→ **Prompt**
Filter the listing below, copying every line in which the word "value" appears.
◆ ◆ ◆ ◆ ◆
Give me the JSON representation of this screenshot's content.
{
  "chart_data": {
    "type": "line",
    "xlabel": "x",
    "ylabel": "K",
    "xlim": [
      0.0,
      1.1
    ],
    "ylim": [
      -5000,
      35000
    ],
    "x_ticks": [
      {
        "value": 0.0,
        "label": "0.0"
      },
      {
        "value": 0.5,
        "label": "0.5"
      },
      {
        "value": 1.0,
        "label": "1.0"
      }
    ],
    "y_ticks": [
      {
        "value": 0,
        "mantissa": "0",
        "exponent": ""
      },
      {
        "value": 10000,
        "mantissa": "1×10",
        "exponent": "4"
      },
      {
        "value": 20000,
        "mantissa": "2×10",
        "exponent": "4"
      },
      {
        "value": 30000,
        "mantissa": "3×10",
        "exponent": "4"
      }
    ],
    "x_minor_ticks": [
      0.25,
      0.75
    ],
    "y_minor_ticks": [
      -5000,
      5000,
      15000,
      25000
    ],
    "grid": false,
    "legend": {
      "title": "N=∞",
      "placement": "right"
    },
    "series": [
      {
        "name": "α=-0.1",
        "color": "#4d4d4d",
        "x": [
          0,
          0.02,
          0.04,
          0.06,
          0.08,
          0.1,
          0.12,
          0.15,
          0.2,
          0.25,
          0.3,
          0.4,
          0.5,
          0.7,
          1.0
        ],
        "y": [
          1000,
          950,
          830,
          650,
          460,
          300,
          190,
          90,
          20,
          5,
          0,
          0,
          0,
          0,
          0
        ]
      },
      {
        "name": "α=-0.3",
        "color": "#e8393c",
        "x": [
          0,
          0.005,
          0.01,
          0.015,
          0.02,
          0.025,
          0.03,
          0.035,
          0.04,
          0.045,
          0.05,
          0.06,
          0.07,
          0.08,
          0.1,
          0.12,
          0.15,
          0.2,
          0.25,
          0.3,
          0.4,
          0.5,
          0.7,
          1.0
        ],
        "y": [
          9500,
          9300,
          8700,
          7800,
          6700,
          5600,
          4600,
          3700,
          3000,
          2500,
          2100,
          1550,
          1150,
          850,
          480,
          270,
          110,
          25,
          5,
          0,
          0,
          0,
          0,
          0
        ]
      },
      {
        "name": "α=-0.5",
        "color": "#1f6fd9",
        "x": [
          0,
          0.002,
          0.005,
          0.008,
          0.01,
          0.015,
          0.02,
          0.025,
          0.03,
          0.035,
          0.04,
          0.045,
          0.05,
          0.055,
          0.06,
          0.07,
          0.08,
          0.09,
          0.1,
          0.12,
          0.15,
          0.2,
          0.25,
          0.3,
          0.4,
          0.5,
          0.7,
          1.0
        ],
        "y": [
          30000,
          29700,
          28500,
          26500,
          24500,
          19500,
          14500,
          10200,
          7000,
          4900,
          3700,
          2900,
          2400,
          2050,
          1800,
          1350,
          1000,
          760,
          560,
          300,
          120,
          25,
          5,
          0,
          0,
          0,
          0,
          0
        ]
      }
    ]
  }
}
◆ ◆ ◆ ◆ ◆
→ **Exercise response**
        "value": 0.0,
        "value": 0.5,
        "value": 1.0,
        "value": 0,
        "value": 10000,
        "value": 20000,
        "value": 30000,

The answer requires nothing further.